● **REQUIRED WORK**
Only the number is wanted: how many lines contain "Luminosity"?

● **Figure record extracts**
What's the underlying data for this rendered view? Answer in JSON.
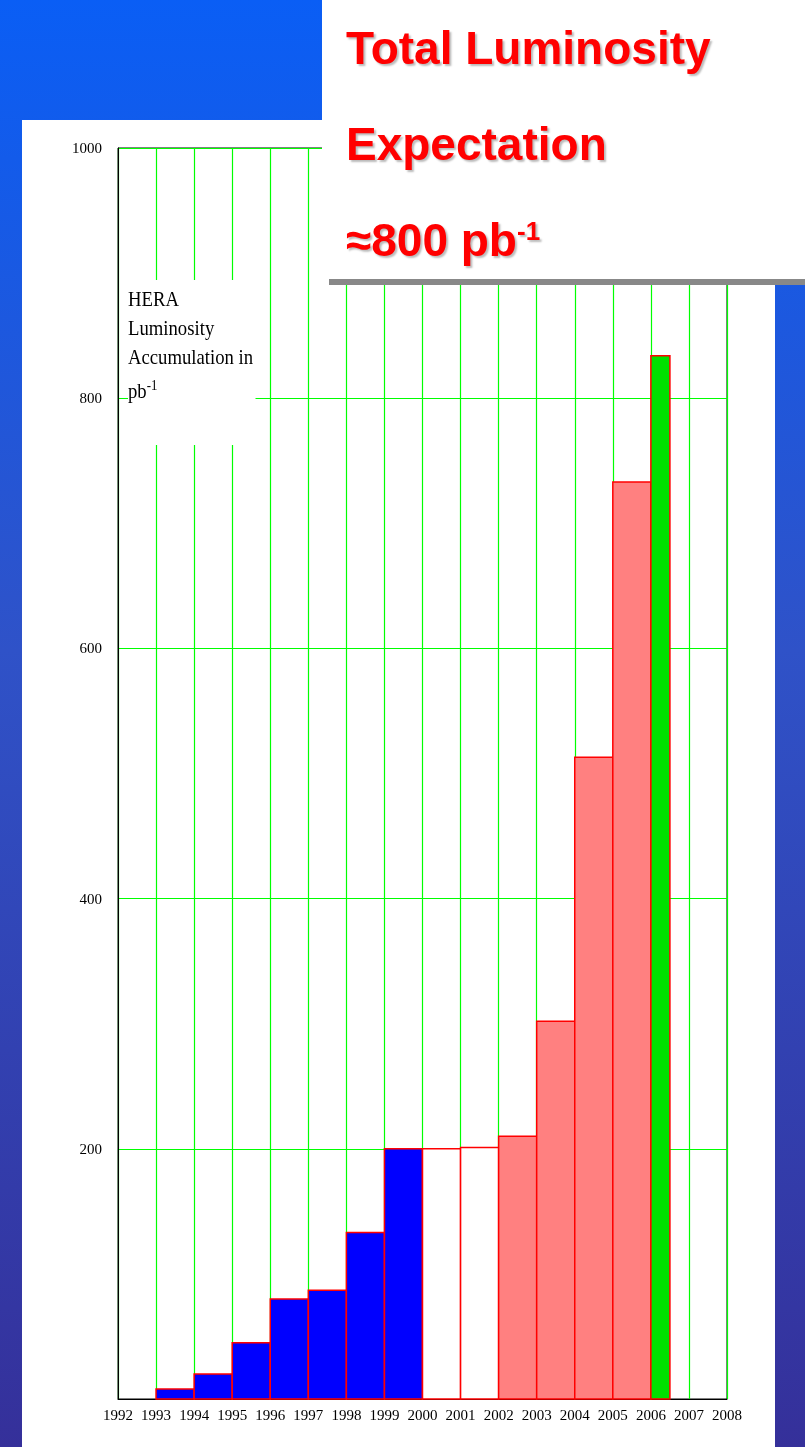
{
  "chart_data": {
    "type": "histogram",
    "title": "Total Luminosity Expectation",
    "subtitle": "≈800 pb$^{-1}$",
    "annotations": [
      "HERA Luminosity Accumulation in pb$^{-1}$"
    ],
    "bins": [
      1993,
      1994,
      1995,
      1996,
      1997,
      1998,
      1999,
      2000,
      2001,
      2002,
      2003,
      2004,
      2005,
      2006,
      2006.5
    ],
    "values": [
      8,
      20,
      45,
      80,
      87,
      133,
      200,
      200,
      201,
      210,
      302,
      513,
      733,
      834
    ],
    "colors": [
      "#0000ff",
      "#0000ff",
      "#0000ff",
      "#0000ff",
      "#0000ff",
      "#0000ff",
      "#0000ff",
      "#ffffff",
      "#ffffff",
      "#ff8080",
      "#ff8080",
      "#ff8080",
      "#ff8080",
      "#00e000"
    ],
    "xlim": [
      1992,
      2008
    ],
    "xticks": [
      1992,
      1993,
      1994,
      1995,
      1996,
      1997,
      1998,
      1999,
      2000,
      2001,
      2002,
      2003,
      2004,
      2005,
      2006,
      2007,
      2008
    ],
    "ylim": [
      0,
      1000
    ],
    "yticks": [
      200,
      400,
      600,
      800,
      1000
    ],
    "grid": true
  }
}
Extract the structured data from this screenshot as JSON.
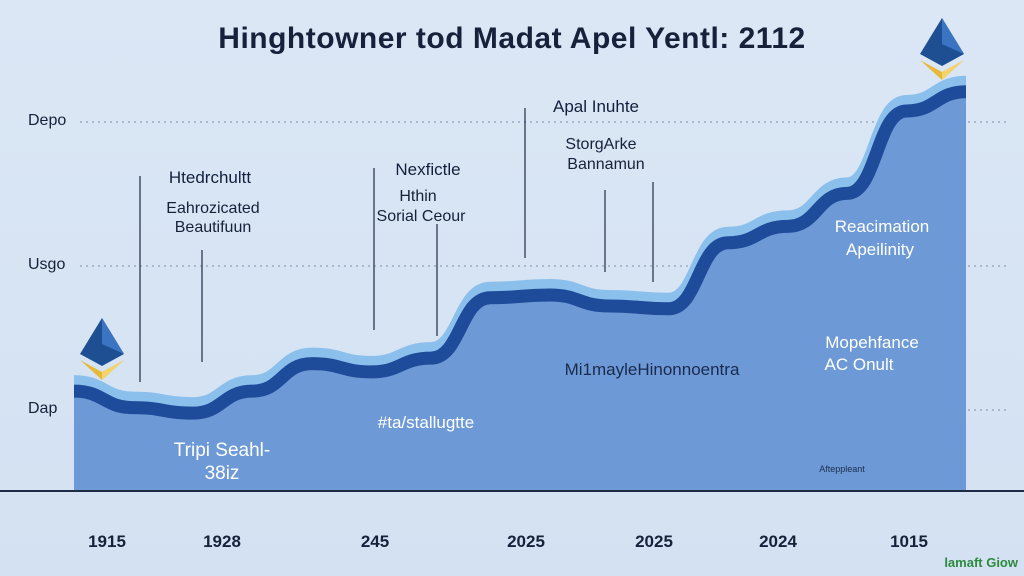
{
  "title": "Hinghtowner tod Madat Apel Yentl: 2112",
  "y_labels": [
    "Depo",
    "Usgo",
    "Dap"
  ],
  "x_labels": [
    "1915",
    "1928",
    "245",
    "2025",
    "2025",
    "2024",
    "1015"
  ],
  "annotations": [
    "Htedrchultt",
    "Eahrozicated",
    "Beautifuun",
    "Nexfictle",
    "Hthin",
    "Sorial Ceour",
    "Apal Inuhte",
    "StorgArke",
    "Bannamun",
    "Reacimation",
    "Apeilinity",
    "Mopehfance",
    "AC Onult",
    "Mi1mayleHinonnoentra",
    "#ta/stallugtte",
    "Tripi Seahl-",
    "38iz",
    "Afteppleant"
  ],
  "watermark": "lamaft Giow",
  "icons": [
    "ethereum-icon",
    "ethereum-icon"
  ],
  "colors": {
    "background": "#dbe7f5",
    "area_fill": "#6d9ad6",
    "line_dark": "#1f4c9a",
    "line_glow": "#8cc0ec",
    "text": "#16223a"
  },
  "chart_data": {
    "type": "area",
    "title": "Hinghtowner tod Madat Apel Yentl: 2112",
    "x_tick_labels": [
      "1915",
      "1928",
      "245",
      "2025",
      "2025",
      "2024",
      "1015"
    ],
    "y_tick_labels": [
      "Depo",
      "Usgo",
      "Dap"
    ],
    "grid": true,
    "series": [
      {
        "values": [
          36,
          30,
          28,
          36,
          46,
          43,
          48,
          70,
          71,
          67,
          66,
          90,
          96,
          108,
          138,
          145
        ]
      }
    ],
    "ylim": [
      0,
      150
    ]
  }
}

● **OUTPUT FOR THIS TASK**
2